◆ **Yapılacak iş**:
Yeşil binalarla ilgili metinden yararlanarak şunları yanıtlayın:
1. Beş yıl içinde yeni binalarda ortalama tasarruf oranı yüzde kaçtır?
2. Suudi Arabistan'da katılımcıların yüzde kaçı daha yüksek doluluk oranları elde etmiştir?
3. USGBC adına yapılan ankete göre yeşil binalar işverenlere ne sağlar?

===== Seçilen bölüm

Aynı çalışma, bina sahiplerinin önemli ölçüde daha düşük işletme maliyetlerine sahip olduğunu göstermiştir. Beş yıl zarfında yeni binalar için ortalama tasarruf oranı %16,9, yenilenmiş binalar için ise %14,6’dır. Katılımcıların %47’sinin satış noktasında daha fazla değer bildirdiği, %34’ünün daha yüksek kiralama oranlarından yararlandığı ve %41’inin daha yüksek doluluk oranları elde ettiği Suudi Arabistan, bu çalışmadaki en iyi performans gösteren ülkelerden biriydi.

Yeşil binaların faydalarının “insanlar, dünya ve ticari” açıdan etkili olduğu bildirildi ve yeşil iş yerlerinin ve evlerin sunduğu birçok avantajın içinde yaşayan ve çalışan kişilerin sağlığına ve refahına da yansıdığı vurgulandı.

ABD’de gerçekleştirilen bir çalışmada, yeşil ofislerdeki iyileştirilmiş iç hava kalitesinin astım, solunum alerjileri, depresyon ve stresten kaynaklanan devamsızlığı ve çalışma saati kayıplarını azaltmaya ve üretkenlikte iyileşmelere katkı sağladığı tespit edilmiştir[11]. ABD Yeşil Bina Konseyi (USGBC) adına yapılan bir anket, yeşil binaların “işverenlere sınıfının en iyisi yetenekleri çekmeleri için işe alımlarda avantaj sağladığını” ortaya koymuştur[12].

==========
===== Kayıtlı satırlar

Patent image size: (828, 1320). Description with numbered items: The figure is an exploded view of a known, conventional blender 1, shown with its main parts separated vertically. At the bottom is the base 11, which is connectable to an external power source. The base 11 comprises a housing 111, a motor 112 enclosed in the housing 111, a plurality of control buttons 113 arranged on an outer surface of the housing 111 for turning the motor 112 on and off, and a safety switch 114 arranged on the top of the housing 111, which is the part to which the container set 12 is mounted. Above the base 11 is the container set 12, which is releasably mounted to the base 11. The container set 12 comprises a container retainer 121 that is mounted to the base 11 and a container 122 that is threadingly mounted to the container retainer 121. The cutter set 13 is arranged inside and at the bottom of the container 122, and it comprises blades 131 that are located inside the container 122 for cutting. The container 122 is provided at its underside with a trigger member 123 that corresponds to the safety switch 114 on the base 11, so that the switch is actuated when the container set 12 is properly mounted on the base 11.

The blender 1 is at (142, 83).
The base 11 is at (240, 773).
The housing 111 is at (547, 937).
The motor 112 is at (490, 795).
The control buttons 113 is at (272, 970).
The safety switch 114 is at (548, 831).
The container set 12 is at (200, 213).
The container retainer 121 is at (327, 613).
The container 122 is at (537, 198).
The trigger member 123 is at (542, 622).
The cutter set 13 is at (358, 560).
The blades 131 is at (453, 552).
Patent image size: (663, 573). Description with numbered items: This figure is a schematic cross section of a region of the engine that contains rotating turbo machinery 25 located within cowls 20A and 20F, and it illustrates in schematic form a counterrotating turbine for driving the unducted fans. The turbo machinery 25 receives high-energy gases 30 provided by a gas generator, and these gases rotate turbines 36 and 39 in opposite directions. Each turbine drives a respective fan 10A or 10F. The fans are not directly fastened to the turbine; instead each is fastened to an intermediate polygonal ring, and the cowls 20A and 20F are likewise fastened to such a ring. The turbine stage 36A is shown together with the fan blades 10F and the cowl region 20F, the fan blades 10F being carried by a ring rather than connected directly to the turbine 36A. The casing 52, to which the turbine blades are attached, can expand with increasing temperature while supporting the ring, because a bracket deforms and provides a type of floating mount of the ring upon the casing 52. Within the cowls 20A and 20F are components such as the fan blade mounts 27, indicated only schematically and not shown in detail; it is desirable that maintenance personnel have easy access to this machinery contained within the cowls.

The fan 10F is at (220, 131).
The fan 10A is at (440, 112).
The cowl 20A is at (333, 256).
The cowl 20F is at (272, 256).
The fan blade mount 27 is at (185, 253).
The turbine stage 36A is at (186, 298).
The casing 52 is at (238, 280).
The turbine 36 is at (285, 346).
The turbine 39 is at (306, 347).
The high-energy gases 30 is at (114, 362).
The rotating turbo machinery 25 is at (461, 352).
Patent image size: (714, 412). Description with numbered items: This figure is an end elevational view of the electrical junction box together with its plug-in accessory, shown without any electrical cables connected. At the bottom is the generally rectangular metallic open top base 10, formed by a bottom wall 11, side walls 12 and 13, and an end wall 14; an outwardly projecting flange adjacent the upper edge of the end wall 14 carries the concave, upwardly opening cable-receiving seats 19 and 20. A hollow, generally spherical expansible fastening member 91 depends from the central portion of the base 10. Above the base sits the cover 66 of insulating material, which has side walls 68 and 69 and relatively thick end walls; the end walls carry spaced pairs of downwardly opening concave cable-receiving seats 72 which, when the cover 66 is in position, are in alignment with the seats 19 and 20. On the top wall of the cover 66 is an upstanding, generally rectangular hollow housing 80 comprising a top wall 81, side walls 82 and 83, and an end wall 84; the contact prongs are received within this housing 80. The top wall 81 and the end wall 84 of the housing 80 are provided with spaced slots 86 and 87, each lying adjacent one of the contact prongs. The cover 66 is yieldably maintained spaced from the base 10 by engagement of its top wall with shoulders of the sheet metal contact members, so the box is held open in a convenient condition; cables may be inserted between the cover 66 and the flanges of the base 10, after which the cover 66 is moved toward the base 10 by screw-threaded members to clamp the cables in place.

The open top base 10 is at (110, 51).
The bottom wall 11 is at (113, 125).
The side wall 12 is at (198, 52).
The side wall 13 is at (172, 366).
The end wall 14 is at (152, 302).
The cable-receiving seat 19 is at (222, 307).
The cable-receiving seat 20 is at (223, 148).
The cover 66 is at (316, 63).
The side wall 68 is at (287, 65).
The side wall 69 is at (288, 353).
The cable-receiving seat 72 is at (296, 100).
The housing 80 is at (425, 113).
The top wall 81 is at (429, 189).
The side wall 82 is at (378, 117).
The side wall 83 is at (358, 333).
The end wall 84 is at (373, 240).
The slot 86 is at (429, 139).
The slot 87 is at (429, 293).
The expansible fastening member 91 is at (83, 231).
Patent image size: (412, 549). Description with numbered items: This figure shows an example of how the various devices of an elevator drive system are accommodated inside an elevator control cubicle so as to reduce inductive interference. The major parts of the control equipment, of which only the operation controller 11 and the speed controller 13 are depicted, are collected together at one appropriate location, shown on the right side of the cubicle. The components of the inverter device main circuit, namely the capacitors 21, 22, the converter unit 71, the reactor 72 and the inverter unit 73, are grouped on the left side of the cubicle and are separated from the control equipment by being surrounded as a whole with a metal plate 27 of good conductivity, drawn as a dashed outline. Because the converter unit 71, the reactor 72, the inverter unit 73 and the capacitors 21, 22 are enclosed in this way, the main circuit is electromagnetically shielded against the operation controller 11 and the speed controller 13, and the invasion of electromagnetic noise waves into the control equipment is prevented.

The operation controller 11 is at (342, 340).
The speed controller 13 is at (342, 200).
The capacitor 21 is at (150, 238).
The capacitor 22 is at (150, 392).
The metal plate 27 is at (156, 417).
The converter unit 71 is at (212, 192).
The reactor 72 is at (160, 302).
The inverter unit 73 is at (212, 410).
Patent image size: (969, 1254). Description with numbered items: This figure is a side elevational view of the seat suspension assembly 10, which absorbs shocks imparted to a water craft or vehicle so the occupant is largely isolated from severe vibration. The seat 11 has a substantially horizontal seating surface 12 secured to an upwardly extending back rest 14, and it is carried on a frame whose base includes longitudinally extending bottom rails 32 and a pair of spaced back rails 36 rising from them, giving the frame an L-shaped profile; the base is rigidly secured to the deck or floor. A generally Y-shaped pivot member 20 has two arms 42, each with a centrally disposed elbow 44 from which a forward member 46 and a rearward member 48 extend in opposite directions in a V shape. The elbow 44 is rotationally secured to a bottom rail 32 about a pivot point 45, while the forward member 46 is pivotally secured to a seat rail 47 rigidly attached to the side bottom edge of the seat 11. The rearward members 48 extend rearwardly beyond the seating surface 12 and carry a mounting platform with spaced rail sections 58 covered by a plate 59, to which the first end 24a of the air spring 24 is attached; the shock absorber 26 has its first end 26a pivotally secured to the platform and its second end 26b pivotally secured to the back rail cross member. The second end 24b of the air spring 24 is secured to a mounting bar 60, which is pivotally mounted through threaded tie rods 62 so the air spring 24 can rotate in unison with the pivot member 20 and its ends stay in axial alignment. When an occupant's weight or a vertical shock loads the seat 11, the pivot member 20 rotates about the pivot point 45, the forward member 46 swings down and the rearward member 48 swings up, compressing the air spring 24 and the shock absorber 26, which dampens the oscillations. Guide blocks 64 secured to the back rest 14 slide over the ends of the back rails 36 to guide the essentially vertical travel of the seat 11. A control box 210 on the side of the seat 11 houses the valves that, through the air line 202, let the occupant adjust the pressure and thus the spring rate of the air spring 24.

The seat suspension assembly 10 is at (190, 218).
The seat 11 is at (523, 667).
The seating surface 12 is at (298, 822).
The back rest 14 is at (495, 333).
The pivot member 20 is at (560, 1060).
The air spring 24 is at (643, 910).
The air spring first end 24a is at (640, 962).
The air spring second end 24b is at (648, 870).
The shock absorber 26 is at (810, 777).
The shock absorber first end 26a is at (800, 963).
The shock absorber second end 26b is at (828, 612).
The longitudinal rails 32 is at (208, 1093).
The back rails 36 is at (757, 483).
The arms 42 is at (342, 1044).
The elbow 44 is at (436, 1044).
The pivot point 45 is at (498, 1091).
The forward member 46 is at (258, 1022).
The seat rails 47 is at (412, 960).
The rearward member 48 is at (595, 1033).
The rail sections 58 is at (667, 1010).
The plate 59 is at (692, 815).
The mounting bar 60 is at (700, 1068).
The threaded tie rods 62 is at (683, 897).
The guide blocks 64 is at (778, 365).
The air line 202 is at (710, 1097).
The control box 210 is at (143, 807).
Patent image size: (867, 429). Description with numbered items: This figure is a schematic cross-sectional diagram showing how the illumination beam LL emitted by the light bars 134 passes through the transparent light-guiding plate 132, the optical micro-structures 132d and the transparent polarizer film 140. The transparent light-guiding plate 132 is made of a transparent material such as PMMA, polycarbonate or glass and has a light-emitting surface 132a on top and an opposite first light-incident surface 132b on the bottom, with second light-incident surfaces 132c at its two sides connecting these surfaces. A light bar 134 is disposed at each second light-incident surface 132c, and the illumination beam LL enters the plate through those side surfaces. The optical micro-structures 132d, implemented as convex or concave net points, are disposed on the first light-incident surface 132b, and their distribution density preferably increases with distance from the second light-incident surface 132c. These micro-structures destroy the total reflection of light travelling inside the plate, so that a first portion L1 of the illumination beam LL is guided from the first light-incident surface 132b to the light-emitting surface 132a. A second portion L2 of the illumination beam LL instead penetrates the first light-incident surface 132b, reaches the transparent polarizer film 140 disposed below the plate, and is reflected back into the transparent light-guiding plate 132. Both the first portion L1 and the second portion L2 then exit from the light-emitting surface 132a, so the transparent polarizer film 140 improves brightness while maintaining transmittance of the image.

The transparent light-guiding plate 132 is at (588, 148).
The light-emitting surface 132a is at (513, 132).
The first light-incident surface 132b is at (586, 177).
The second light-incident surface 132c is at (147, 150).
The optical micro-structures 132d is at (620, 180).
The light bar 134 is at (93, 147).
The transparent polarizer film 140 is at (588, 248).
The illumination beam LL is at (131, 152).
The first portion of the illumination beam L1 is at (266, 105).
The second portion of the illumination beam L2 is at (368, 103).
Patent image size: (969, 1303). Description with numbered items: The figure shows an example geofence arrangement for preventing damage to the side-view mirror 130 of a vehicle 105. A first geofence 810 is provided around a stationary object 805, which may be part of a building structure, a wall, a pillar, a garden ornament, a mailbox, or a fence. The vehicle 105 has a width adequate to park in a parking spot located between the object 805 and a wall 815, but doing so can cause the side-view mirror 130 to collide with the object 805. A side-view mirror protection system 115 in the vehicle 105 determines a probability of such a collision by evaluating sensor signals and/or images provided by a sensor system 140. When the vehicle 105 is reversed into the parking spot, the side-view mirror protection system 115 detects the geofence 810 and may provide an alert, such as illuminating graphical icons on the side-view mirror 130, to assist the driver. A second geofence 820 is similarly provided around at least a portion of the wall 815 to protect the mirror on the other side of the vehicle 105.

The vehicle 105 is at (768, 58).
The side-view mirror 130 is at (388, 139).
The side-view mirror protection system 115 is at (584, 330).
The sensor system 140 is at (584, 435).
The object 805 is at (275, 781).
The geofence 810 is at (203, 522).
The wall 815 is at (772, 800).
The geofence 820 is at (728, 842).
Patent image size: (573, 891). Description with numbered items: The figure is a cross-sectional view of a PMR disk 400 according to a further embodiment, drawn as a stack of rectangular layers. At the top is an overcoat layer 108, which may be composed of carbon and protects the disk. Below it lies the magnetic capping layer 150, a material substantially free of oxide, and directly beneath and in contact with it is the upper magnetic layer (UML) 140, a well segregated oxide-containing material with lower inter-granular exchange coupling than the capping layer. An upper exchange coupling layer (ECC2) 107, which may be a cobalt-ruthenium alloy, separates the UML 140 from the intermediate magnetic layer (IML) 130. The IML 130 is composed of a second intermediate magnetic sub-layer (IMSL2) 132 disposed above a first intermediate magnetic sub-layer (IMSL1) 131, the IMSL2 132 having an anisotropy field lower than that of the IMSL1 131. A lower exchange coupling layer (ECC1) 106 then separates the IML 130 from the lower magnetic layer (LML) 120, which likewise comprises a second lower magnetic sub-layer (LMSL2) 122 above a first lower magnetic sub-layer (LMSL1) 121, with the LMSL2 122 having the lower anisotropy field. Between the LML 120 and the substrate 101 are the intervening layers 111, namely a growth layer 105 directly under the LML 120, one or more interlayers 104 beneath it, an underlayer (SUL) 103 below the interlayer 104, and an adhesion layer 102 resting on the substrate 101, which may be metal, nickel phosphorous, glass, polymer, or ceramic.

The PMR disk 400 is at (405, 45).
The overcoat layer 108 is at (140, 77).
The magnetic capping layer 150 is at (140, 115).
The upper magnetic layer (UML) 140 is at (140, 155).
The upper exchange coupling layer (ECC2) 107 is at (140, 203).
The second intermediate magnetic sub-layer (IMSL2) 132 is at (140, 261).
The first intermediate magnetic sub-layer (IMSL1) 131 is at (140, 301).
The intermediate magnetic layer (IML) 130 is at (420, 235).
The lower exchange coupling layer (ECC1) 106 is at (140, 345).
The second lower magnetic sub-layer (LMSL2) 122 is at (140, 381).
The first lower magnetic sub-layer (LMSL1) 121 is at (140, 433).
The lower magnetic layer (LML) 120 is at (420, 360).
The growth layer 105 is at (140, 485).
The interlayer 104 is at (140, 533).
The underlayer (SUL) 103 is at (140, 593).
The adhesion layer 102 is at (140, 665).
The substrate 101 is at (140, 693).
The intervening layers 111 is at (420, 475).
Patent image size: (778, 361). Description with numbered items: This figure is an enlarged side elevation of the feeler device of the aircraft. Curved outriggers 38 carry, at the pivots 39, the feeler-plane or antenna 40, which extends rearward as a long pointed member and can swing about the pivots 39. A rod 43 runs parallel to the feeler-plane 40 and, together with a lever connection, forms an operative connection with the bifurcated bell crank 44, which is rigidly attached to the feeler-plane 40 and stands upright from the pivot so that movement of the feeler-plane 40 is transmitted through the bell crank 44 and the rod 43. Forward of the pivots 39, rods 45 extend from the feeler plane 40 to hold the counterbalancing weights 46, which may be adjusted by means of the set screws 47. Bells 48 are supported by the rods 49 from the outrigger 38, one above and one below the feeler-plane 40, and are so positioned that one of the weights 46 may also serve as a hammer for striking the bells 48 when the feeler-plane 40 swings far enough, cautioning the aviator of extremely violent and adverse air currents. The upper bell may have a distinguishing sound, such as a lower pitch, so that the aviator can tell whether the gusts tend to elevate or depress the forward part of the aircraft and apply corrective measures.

==========

◆ **Yanıt**:
1. %16,9
2. %41
3. Sınıfının en iyisi yetenekleri çekmeleri için işe alımlarda avantaj sağlar.